▶ _Requirements_:
Exactly as given, repeat all of the entries.

▶ _Dataset entries_:
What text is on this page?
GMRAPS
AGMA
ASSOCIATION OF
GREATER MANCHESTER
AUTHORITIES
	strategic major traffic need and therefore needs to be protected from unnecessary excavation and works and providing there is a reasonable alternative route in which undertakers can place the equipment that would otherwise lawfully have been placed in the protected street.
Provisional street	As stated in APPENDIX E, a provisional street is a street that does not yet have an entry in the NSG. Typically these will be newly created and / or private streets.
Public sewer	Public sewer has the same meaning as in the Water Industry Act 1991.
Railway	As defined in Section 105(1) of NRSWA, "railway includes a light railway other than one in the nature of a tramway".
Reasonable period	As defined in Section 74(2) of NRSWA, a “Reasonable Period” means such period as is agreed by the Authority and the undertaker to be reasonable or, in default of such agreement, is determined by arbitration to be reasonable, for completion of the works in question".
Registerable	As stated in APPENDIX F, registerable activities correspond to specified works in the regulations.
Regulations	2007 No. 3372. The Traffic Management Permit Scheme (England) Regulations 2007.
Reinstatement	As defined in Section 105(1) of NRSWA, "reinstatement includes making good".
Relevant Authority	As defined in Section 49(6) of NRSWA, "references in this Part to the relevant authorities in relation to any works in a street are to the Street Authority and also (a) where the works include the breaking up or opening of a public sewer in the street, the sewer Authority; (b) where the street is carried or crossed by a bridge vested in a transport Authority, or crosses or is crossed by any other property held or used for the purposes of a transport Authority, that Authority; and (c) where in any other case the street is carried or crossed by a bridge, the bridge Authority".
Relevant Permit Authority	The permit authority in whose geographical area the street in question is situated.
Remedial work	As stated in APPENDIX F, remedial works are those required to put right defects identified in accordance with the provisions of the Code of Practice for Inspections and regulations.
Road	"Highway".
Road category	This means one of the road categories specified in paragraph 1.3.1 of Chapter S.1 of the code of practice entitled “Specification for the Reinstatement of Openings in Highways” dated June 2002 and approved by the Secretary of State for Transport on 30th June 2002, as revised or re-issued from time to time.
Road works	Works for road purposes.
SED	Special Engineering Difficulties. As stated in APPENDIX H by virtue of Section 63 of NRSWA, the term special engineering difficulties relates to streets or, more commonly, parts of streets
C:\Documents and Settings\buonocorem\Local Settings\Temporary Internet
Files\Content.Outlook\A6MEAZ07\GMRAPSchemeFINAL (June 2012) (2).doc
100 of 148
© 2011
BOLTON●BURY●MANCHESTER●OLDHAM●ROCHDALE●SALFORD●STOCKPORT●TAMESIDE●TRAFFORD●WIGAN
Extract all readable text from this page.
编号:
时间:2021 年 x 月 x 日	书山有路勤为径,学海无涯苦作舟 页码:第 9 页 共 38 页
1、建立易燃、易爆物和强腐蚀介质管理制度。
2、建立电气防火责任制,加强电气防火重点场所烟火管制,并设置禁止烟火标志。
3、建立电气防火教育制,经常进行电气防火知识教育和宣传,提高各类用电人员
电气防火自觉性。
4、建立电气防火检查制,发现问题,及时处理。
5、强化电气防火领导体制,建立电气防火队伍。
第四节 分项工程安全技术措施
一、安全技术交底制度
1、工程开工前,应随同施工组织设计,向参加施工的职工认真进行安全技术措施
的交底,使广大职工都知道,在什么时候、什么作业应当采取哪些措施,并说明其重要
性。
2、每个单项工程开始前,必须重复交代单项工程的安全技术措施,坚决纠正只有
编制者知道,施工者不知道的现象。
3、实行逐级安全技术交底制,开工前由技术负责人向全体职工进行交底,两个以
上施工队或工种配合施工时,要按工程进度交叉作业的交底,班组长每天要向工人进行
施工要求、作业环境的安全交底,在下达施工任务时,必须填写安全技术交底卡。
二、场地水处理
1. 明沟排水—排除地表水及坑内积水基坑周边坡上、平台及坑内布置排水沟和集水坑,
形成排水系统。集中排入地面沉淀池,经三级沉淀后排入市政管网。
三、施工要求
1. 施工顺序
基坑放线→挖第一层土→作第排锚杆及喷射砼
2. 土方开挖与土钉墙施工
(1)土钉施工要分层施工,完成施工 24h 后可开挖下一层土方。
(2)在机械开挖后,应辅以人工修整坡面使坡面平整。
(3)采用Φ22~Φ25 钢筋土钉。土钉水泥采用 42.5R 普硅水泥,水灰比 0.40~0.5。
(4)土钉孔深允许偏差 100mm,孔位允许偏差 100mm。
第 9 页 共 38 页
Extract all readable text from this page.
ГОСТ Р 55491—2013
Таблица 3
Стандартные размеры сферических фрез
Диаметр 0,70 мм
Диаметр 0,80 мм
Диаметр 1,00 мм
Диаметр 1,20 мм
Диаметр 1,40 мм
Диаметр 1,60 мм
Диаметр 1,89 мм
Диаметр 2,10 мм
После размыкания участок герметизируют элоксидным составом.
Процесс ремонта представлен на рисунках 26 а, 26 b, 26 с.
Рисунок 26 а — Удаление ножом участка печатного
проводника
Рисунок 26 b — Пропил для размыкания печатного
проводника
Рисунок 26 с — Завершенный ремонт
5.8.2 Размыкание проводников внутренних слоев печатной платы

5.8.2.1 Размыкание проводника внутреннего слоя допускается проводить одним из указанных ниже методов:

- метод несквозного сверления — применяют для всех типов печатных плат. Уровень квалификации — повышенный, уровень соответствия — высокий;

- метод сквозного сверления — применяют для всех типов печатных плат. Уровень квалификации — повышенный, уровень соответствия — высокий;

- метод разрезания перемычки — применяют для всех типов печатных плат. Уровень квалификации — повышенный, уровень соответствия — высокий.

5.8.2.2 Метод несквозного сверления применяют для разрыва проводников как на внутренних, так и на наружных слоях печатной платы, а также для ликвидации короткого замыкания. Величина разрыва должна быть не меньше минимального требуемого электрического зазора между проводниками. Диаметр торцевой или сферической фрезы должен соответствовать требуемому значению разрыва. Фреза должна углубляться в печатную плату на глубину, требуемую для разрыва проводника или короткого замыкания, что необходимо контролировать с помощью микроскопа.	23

▶ _Solution_:
What text is on this page?
GMRAPS
AGMA
ASSOCIATION OF
GREATER MANCHESTER
AUTHORITIES
	strategic major traffic need and therefore needs to be protected from unnecessary excavation and works and providing there is a reasonable alternative route in which undertakers can place the equipment that would otherwise lawfully have been placed in the protected street.
Provisional street	As stated in APPENDIX E, a provisional street is a street that does not yet have an entry in the NSG. Typically these will be newly created and / or private streets.
Public sewer	Public sewer has the same meaning as in the Water Industry Act 1991.
Railway	As defined in Section 105(1) of NRSWA, "railway includes a light railway other than one in the nature of a tramway".
Reasonable period	As defined in Section 74(2) of NRSWA, a “Reasonable Period” means such period as is agreed by the Authority and the undertaker to be reasonable or, in default of such agreement, is determined by arbitration to be reasonable, for completion of the works in question".
Registerable	As stated in APPENDIX F, registerable activities correspond to specified works in the regulations.
Regulations	2007 No. 3372. The Traffic Management Permit Scheme (England) Regulations 2007.
Reinstatement	As defined in Section 105(1) of NRSWA, "reinstatement includes making good".
Relevant Authority	As defined in Section 49(6) of NRSWA, "references in this Part to the relevant authorities in relation to any works in a street are to the Street Authority and also (a) where the works include the breaking up or opening of a public sewer in the street, the sewer Authority; (b) where the street is carried or crossed by a bridge vested in a transport Authority, or crosses or is crossed by any other property held or used for the purposes of a transport Authority, that Authority; and (c) where in any other case the street is carried or crossed by a bridge, the bridge Authority".
Relevant Permit Authority	The permit authority in whose geographical area the street in question is situated.
Remedial work	As stated in APPENDIX F, remedial works are those required to put right defects identified in accordance with the provisions of the Code of Practice for Inspections and regulations.
Road	"Highway".
Road category	This means one of the road categories specified in paragraph 1.3.1 of Chapter S.1 of the code of practice entitled “Specification for the Reinstatement of Openings in Highways” dated June 2002 and approved by the Secretary of State for Transport on 30th June 2002, as revised or re-issued from time to time.
Road works	Works for road purposes.
SED	Special Engineering Difficulties. As stated in APPENDIX H by virtue of Section 63 of NRSWA, the term special engineering difficulties relates to streets or, more commonly, parts of streets
C:\Documents and Settings\buonocorem\Local Settings\Temporary Internet
Files\Content.Outlook\A6MEAZ07\GMRAPSchemeFINAL (June 2012) (2).doc
100 of 148
© 2011
BOLTON●BURY●MANCHESTER●OLDHAM●ROCHDALE●SALFORD●STOCKPORT●TAMESIDE●TRAFFORD●WIGAN
Extract all readable text from this page.
编号:
时间:2021 年 x 月 x 日	书山有路勤为径,学海无涯苦作舟 页码:第 9 页 共 38 页
1、建立易燃、易爆物和强腐蚀介质管理制度。
2、建立电气防火责任制,加强电气防火重点场所烟火管制,并设置禁止烟火标志。
3、建立电气防火教育制,经常进行电气防火知识教育和宣传,提高各类用电人员
电气防火自觉性。
4、建立电气防火检查制,发现问题,及时处理。
5、强化电气防火领导体制,建立电气防火队伍。
第四节 分项工程安全技术措施
一、安全技术交底制度
1、工程开工前,应随同施工组织设计,向参加施工的职工认真进行安全技术措施
的交底,使广大职工都知道,在什么时候、什么作业应当采取哪些措施,并说明其重要
性。
2、每个单项工程开始前,必须重复交代单项工程的安全技术措施,坚决纠正只有
编制者知道,施工者不知道的现象。
3、实行逐级安全技术交底制,开工前由技术负责人向全体职工进行交底,两个以
上施工队或工种配合施工时,要按工程进度交叉作业的交底,班组长每天要向工人进行
施工要求、作业环境的安全交底,在下达施工任务时,必须填写安全技术交底卡。
二、场地水处理
1. 明沟排水—排除地表水及坑内积水基坑周边坡上、平台及坑内布置排水沟和集水坑,
形成排水系统。集中排入地面沉淀池,经三级沉淀后排入市政管网。
三、施工要求
1. 施工顺序
基坑放线→挖第一层土→作第排锚杆及喷射砼
2. 土方开挖与土钉墙施工
(1)土钉施工要分层施工,完成施工 24h 后可开挖下一层土方。
(2)在机械开挖后,应辅以人工修整坡面使坡面平整。
(3)采用Φ22~Φ25 钢筋土钉。土钉水泥采用 42.5R 普硅水泥,水灰比 0.40~0.5。
(4)土钉孔深允许偏差 100mm,孔位允许偏差 100mm。
第 9 页 共 38 页
Extract all readable text from this page.
ГОСТ Р 55491—2013
Таблица 3
Стандартные размеры сферических фрез
Диаметр 0,70 мм
Диаметр 0,80 мм
Диаметр 1,00 мм
Диаметр 1,20 мм
Диаметр 1,40 мм
Диаметр 1,60 мм
Диаметр 1,89 мм
Диаметр 2,10 мм
После размыкания участок герметизируют элоксидным составом.
Процесс ремонта представлен на рисунках 26 а, 26 b, 26 с.
Рисунок 26 а — Удаление ножом участка печатного
проводника
Рисунок 26 b — Пропил для размыкания печатного
проводника
Рисунок 26 с — Завершенный ремонт
5.8.2 Размыкание проводников внутренних слоев печатной платы

5.8.2.1 Размыкание проводника внутреннего слоя допускается проводить одним из указанных ниже методов:

- метод несквозного сверления — применяют для всех типов печатных плат. Уровень квалификации — повышенный, уровень соответствия — высокий;

- метод сквозного сверления — применяют для всех типов печатных плат. Уровень квалификации — повышенный, уровень соответствия — высокий;

- метод разрезания перемычки — применяют для всех типов печатных плат. Уровень квалификации — повышенный, уровень соответствия — высокий.

5.8.2.2 Метод несквозного сверления применяют для разрыва проводников как на внутренних, так и на наружных слоях печатной платы, а также для ликвидации короткого замыкания. Величина разрыва должна быть не меньше минимального требуемого электрического зазора между проводниками. Диаметр торцевой или сферической фрезы должен соответствовать требуемому значению разрыва. Фреза должна углубляться в печатную плату на глубину, требуемую для разрыва проводника или короткого замыкания, что необходимо контролировать с помощью микроскопа.	23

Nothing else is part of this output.